====== Input data ======
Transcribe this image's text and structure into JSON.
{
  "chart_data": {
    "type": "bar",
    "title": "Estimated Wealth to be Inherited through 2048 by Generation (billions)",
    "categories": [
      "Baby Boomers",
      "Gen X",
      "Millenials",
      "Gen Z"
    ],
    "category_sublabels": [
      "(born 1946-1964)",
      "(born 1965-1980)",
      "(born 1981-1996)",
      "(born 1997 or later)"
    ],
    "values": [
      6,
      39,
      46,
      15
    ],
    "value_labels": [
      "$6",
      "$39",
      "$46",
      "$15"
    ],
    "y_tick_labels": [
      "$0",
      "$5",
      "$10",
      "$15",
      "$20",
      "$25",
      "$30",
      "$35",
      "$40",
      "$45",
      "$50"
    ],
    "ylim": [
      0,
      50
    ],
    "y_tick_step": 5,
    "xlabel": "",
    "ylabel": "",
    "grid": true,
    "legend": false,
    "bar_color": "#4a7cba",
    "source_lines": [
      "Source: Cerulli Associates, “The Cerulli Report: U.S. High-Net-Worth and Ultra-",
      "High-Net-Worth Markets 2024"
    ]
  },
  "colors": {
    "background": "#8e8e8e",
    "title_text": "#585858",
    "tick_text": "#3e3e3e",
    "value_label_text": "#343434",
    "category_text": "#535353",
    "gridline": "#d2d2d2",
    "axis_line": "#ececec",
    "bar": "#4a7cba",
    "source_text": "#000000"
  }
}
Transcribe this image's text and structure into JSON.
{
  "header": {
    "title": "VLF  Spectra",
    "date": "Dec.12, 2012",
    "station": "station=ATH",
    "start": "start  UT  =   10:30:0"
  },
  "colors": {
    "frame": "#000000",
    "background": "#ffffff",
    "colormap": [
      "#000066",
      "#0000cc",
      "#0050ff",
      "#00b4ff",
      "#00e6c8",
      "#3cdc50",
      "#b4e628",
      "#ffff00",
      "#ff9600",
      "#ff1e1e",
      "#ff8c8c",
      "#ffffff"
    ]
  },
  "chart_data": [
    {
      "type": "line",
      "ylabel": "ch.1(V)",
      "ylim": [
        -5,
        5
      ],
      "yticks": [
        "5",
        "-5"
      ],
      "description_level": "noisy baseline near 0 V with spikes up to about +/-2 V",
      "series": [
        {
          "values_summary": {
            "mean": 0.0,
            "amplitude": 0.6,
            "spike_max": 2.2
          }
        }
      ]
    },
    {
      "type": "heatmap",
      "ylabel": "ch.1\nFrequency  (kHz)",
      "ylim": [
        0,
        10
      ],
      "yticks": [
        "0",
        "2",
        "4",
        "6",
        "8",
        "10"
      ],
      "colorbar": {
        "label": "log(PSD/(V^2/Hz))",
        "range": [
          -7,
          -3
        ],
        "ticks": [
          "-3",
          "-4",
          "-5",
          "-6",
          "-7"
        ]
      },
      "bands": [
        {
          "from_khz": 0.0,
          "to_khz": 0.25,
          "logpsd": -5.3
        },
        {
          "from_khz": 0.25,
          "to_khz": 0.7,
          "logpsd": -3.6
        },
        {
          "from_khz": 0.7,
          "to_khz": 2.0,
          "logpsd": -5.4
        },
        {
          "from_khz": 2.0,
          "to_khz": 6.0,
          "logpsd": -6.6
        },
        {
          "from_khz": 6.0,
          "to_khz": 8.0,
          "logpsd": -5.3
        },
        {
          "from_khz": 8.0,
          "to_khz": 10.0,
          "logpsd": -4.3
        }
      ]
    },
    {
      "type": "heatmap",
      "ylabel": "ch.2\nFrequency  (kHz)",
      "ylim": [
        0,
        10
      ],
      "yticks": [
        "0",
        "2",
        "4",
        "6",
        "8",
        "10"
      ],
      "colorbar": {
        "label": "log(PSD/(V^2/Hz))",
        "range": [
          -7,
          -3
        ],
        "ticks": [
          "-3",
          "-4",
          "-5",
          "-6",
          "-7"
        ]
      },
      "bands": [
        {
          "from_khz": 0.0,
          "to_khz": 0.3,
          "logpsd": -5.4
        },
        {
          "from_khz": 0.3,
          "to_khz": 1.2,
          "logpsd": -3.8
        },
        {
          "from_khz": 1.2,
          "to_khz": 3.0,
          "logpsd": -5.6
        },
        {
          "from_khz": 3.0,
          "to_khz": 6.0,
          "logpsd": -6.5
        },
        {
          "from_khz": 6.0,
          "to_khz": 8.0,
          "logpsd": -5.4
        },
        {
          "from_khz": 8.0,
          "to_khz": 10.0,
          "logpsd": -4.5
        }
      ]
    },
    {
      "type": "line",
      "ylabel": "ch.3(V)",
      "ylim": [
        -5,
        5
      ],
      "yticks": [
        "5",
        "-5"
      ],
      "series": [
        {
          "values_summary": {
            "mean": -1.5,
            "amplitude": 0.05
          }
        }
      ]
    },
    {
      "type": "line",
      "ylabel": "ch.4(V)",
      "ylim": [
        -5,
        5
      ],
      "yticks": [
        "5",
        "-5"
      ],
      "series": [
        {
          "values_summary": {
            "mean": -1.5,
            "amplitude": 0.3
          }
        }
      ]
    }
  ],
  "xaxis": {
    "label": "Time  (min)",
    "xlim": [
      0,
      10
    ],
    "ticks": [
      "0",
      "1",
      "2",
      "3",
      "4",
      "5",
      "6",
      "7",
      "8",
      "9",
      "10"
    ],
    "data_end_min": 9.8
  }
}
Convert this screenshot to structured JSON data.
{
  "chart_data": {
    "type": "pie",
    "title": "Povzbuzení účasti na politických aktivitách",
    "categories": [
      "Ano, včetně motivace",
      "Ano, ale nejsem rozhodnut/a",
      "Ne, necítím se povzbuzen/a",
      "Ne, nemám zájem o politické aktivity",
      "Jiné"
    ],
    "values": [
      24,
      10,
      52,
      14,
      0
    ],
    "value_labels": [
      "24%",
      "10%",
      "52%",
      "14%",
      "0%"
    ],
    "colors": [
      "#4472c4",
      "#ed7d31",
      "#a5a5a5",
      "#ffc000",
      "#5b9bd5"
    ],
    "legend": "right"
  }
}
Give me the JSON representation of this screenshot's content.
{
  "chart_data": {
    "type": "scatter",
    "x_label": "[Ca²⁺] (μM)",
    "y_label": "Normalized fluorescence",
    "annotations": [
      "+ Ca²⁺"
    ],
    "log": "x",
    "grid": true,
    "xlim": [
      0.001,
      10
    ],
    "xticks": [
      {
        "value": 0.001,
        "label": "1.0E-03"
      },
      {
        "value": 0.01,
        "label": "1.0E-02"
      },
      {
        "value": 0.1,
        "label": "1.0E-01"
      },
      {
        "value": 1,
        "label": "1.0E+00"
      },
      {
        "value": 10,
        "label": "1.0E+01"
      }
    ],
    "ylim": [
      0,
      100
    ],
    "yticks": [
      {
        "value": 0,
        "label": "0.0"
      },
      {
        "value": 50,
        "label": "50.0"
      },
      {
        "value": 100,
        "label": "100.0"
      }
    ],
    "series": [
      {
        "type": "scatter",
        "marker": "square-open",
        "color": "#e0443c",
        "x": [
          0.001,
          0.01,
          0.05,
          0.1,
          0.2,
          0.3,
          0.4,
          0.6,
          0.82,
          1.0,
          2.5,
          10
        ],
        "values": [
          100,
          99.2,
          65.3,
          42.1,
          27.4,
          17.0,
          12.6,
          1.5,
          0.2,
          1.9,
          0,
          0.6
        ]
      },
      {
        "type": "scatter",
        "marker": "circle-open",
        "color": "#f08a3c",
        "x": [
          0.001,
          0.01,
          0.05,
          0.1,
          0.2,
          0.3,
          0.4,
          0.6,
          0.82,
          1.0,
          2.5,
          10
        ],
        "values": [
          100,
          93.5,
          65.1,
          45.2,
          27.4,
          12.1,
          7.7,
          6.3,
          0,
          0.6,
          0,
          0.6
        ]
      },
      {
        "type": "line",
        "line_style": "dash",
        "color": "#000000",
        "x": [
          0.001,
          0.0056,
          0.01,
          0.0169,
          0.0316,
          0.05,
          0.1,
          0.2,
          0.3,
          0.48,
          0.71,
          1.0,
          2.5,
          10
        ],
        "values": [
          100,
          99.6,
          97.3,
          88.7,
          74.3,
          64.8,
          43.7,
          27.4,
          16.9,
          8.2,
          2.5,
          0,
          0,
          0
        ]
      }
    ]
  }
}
======
### Stated goal
From the records, copy every line that has the string "this" in it.

### The solution
Transcribe this image's text and structure into JSON.
Transcribe this image's text and structure into JSON.
Convert this screenshot to structured JSON data.
Give me the JSON representation of this screenshot's content.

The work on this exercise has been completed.